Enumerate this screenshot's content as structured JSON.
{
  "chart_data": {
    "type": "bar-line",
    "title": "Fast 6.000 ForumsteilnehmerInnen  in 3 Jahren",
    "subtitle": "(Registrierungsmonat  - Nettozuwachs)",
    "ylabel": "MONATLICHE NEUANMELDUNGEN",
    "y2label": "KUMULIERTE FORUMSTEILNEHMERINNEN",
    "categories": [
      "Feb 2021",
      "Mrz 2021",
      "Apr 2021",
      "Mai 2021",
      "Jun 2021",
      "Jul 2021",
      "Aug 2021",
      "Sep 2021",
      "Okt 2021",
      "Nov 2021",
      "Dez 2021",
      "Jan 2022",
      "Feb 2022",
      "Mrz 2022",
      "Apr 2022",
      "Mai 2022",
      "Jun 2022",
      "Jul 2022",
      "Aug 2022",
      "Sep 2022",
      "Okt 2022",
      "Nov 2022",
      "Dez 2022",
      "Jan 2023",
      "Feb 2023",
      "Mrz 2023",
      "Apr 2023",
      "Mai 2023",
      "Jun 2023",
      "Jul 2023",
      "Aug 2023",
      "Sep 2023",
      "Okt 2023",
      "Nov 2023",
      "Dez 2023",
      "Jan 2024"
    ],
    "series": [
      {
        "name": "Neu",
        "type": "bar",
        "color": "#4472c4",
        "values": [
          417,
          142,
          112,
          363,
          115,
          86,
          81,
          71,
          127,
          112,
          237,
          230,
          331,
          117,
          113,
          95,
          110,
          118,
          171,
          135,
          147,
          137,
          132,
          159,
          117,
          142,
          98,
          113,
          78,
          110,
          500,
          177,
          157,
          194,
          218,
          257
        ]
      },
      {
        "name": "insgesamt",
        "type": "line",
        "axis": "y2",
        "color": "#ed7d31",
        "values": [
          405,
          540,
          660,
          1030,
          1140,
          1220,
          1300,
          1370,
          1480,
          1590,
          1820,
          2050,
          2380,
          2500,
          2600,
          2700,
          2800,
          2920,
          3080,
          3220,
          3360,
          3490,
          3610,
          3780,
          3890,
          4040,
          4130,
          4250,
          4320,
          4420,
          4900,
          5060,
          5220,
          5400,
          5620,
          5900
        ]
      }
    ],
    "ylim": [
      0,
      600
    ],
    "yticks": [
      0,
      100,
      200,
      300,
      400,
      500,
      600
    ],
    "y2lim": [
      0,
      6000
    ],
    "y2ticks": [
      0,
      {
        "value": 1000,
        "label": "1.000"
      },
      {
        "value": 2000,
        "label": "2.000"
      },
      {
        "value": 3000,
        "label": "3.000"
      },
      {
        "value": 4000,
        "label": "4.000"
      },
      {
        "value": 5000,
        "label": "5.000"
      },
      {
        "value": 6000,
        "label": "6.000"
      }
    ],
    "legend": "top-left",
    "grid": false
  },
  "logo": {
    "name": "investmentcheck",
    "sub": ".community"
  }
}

——

| Problem description |
Only lines with the string "name" belong in your answer; copy each one.

| Task answer |
        "name": "Neu",
        "name": "insgesamt",
    "name": "investmentcheck",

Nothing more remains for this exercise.